* **Task directions**: Without the pictures, set down the records below word for word.

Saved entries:
****

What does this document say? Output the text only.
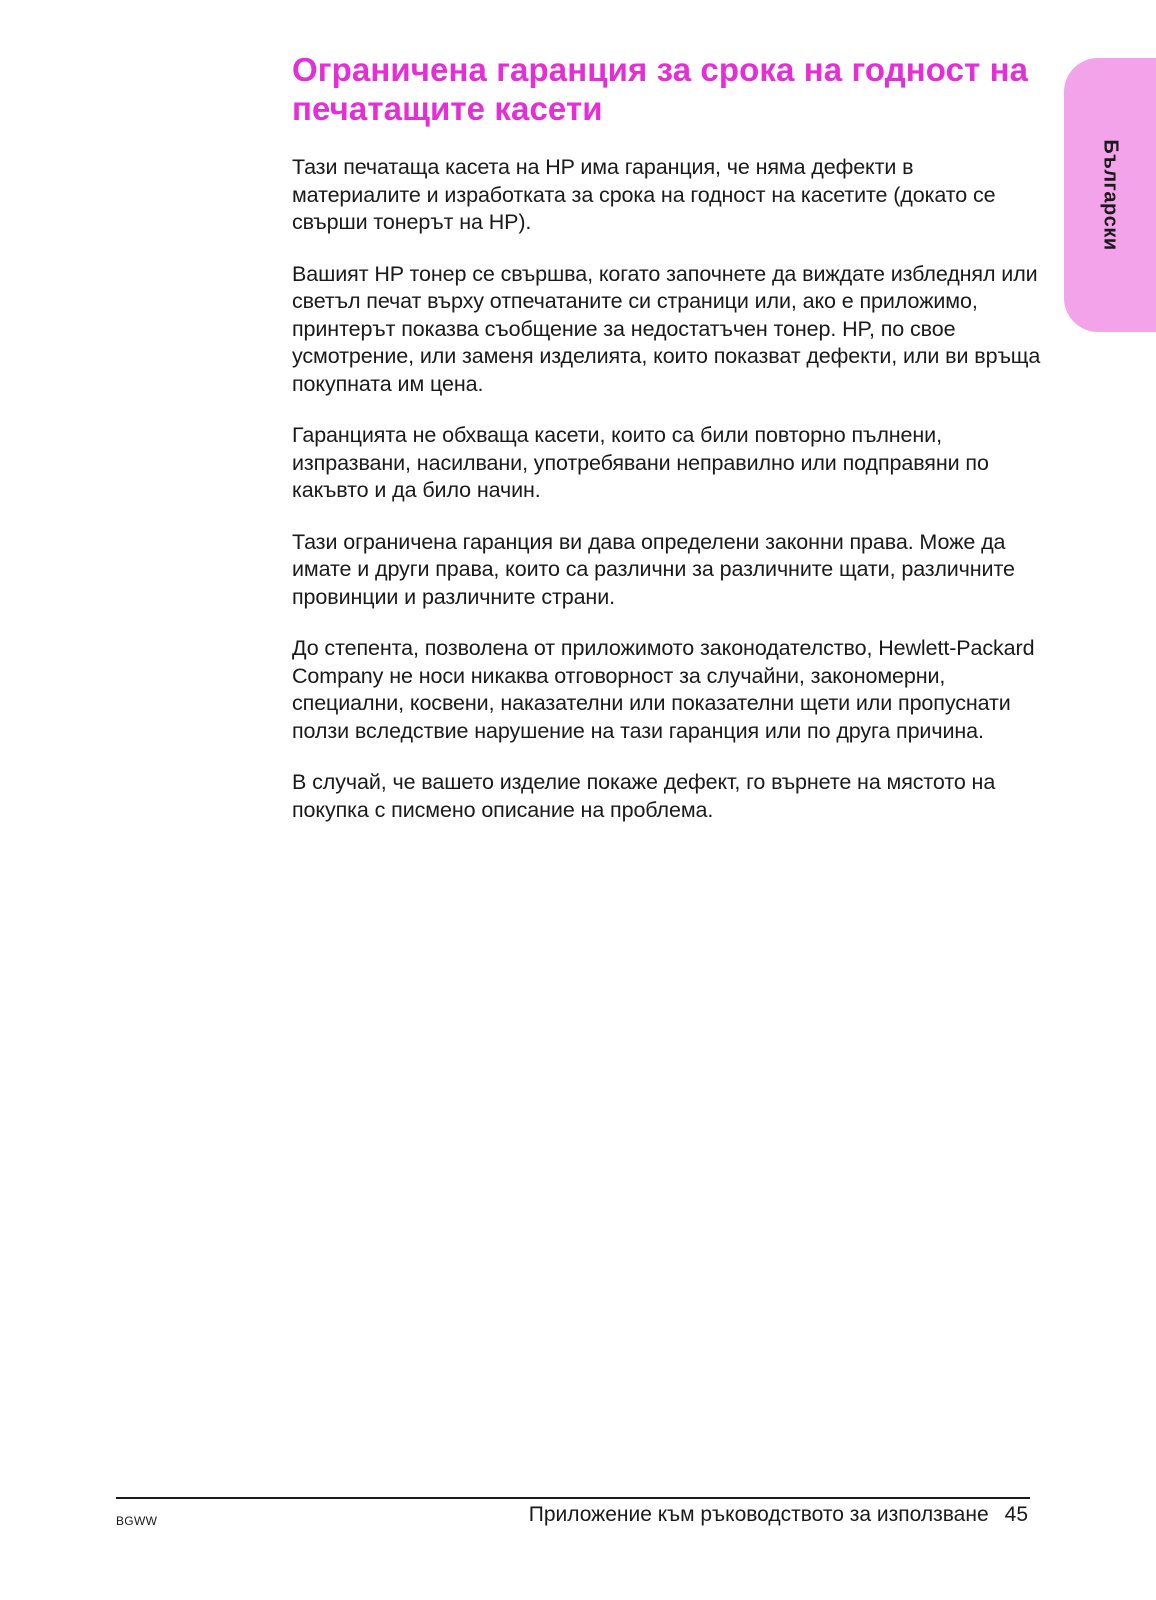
Ограничена гаранция за срока на годност на печатащите касети
Български

Тази печатаща касета на HP има гаранция, че няма дефекти в материалите и изработката за срока на годност на касетите (докато се свърши тонерът на HP).

Вашият HP тонер се свършва, когато започнете да виждате избледнял или светъл печат върху отпечатаните си страници или, ако е приложимо, принтерът показва съобщение за недостатъчен тонер. HP, по свое усмотрение, или заменя изделията, които показват дефекти, или ви връща покупната им цена.

Гаранцията не обхваща касети, които са били повторно пълнени, изпразвани, насилвани, употребявани неправилно или подправяни по какъвто и да било начин.

Тази ограничена гаранция ви дава определени законни права. Може да имате и други права, които са различни за различните щати, различните провинции и различните страни.

До степента, позволена от приложимото законодателство, Hewlett-Packard Company не носи никаква отговорност за случайни, закономерни, специални, косвени, наказателни или показателни щети или пропуснати ползи вследствие нарушение на тази гаранция или по друга причина.

В случай, че вашето изделие покаже дефект, го върнете на мястото на покупка с писмено описание на проблема.

BGWW	Приложение към ръководството за използване 45
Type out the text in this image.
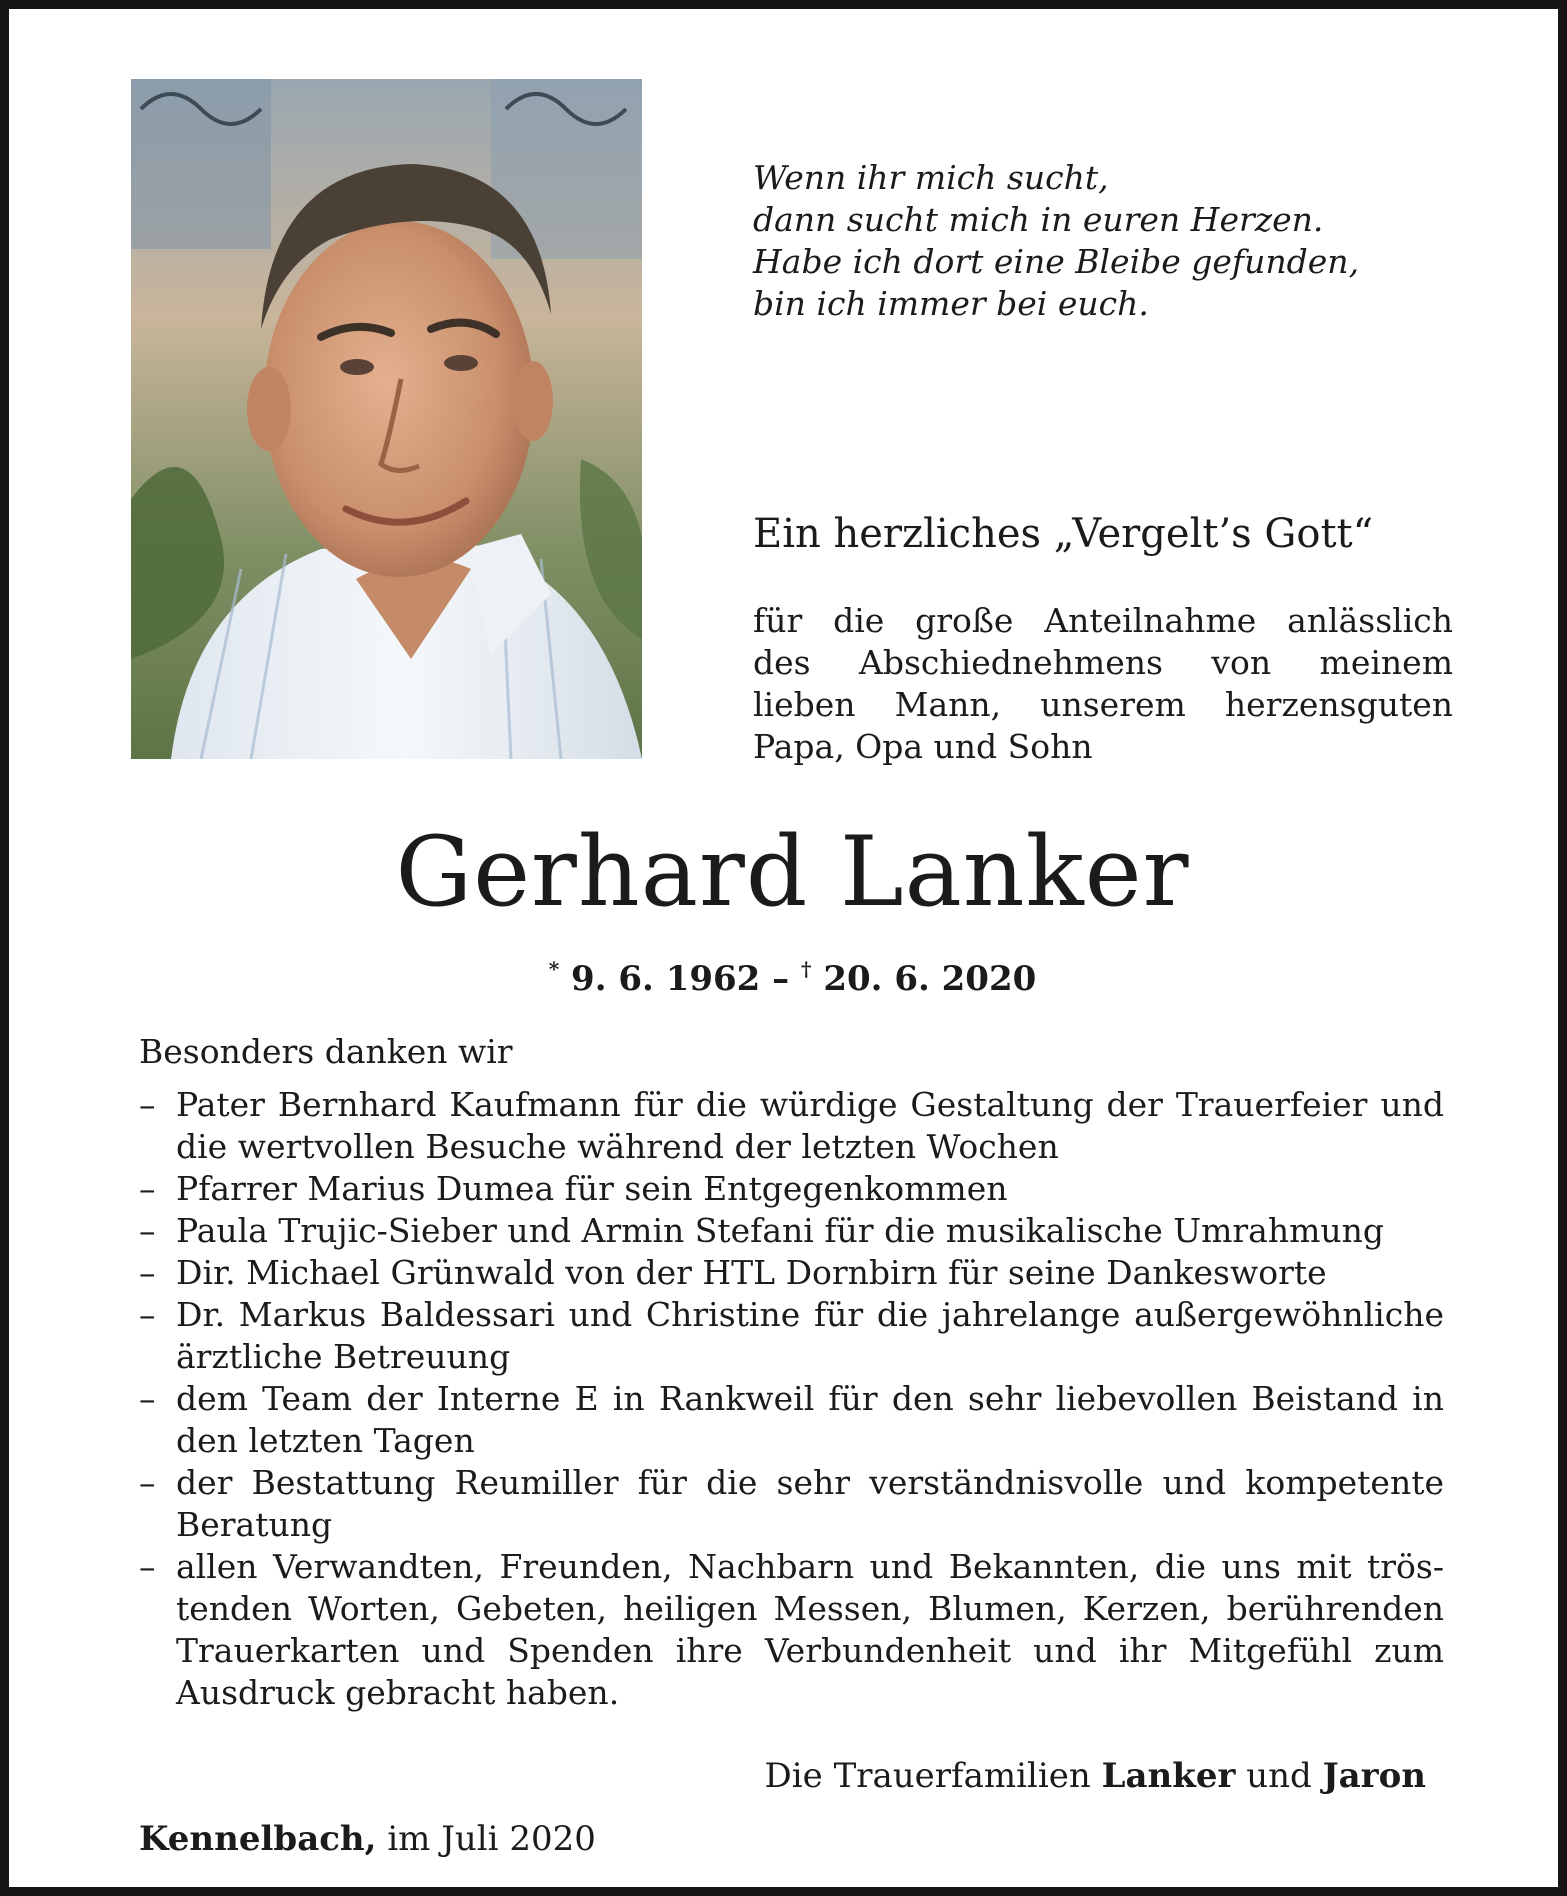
Wenn ihr mich sucht,
dann sucht mich in euren Herzen.
Habe ich dort eine Bleibe gefunden,
bin ich immer bei euch.
Ein herzliches „Vergelt’s Gott“
für die große Anteilnahme anlässlich
des Abschiednehmens von meinem
lieben Mann, unserem herzensguten
Papa, Opa und Sohn
Gerhard Lanker
* 9. 6. 1962 – † 20. 6. 2020
Besonders danken wir
– Pater Bernhard Kaufmann für die würdige Gestaltung der Trauerfeier und
die wertvollen Besuche während der letzten Wochen
– Pfarrer Marius Dumea für sein Entgegenkommen
– Paula Trujic-Sieber und Armin Stefani für die musikalische Umrahmung
– Dir. Michael Grünwald von der HTL Dornbirn für seine Dankesworte
– Dr. Markus Baldessari und Christine für die jahrelange außergewöhnliche
ärztliche Betreuung
– dem Team der Interne E in Rankweil für den sehr liebevollen Beistand in
den letzten Tagen
– der Bestattung Reumiller für die sehr verständnisvolle und kompetente
Beratung
– allen Verwandten, Freunden, Nachbarn und Bekannten, die uns mit trös-
tenden Worten, Gebeten, heiligen Messen, Blumen, Kerzen, berührenden
Trauerkarten und Spenden ihre Verbundenheit und ihr Mitgefühl zum
Ausdruck gebracht haben.
Die Trauerfamilien Lanker und Jaron
Kennelbach, im Juli 2020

****

* **Task response**:
What does this document say? Output the text only.
Ограничена гаранция за срока на годност на печатащите касети
Български

Тази печатаща касета на HP има гаранция, че няма дефекти в материалите и изработката за срока на годност на касетите (докато се свърши тонерът на HP).

Вашият HP тонер се свършва, когато започнете да виждате избледнял или светъл печат върху отпечатаните си страници или, ако е приложимо, принтерът показва съобщение за недостатъчен тонер. HP, по свое усмотрение, или заменя изделията, които показват дефекти, или ви връща покупната им цена.

Гаранцията не обхваща касети, които са били повторно пълнени, изпразвани, насилвани, употребявани неправилно или подправяни по какъвто и да било начин.

Тази ограничена гаранция ви дава определени законни права. Може да имате и други права, които са различни за различните щати, различните провинции и различните страни.

До степента, позволена от приложимото законодателство, Hewlett-Packard Company не носи никаква отговорност за случайни, закономерни, специални, косвени, наказателни или показателни щети или пропуснати ползи вследствие нарушение на тази гаранция или по друга причина.

В случай, че вашето изделие покаже дефект, го върнете на мястото на покупка с писмено описание на проблема.

BGWW	Приложение към ръководството за използване 45
Type out the text in this image.
Wenn ihr mich sucht,
dann sucht mich in euren Herzen.
Habe ich dort eine Bleibe gefunden,
bin ich immer bei euch.
Ein herzliches „Vergelt’s Gott“
für die große Anteilnahme anlässlich
des Abschiednehmens von meinem
lieben Mann, unserem herzensguten
Papa, Opa und Sohn
Gerhard Lanker
* 9. 6. 1962 – † 20. 6. 2020
Besonders danken wir
– Pater Bernhard Kaufmann für die würdige Gestaltung der Trauerfeier und
die wertvollen Besuche während der letzten Wochen
– Pfarrer Marius Dumea für sein Entgegenkommen
– Paula Trujic-Sieber und Armin Stefani für die musikalische Umrahmung
– Dir. Michael Grünwald von der HTL Dornbirn für seine Dankesworte
– Dr. Markus Baldessari und Christine für die jahrelange außergewöhnliche
ärztliche Betreuung
– dem Team der Interne E in Rankweil für den sehr liebevollen Beistand in
den letzten Tagen
– der Bestattung Reumiller für die sehr verständnisvolle und kompetente
Beratung
– allen Verwandten, Freunden, Nachbarn und Bekannten, die uns mit trös-
tenden Worten, Gebeten, heiligen Messen, Blumen, Kerzen, berührenden
Trauerkarten und Spenden ihre Verbundenheit und ihr Mitgefühl zum
Ausdruck gebracht haben.
Die Trauerfamilien Lanker und Jaron
Kennelbach, im Juli 2020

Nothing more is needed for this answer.